GIVEN PROBLEM:
Find the lines with "this" in them and copy them out.

RECORDED INFORMATION:
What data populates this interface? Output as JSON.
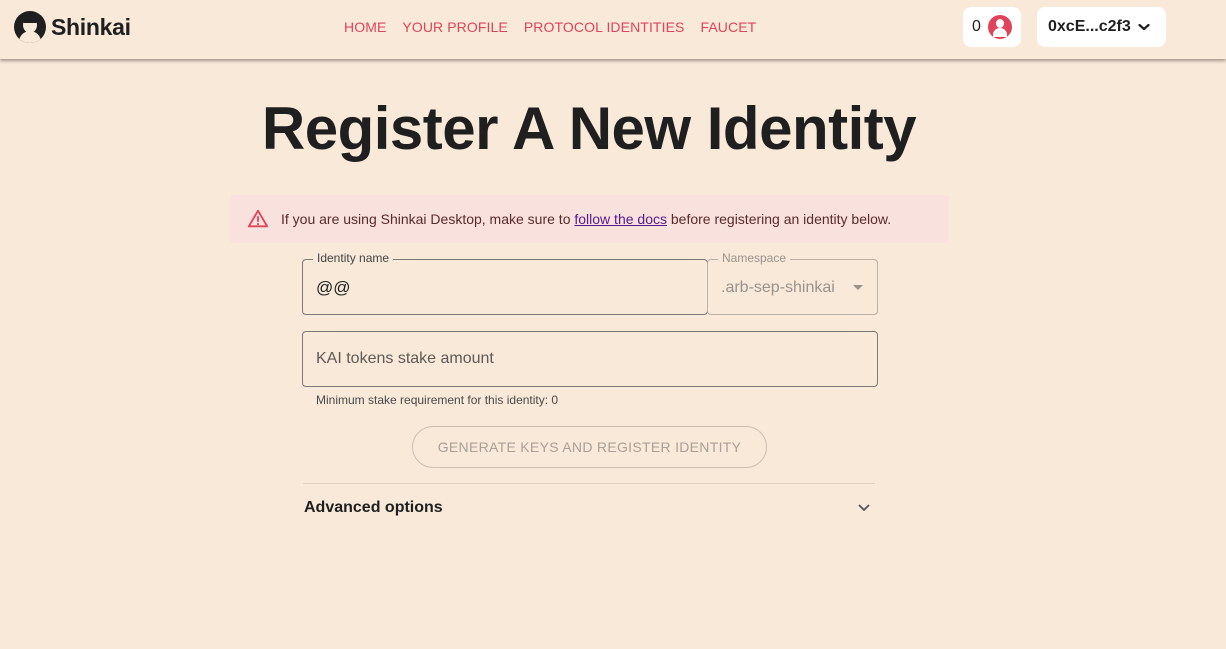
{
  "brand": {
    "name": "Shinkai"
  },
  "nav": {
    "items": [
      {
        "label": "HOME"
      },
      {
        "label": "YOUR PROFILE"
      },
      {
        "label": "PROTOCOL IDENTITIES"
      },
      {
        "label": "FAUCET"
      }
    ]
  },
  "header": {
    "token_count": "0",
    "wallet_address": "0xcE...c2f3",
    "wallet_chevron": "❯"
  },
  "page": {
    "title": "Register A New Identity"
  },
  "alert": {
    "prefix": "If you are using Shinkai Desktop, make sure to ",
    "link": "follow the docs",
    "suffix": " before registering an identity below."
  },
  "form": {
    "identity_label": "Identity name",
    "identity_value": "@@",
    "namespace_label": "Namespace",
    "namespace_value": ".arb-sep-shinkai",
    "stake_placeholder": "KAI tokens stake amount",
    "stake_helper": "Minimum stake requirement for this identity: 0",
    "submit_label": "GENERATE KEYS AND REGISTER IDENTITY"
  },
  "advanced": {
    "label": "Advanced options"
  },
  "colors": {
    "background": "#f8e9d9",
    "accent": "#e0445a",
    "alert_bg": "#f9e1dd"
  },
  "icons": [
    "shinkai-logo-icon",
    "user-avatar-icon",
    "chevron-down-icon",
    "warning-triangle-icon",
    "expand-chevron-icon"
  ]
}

EXERCISE RESPONSE:
What data populates this interface? Output as JSON.
    "stake_helper": "Minimum stake requirement for this identity: 0",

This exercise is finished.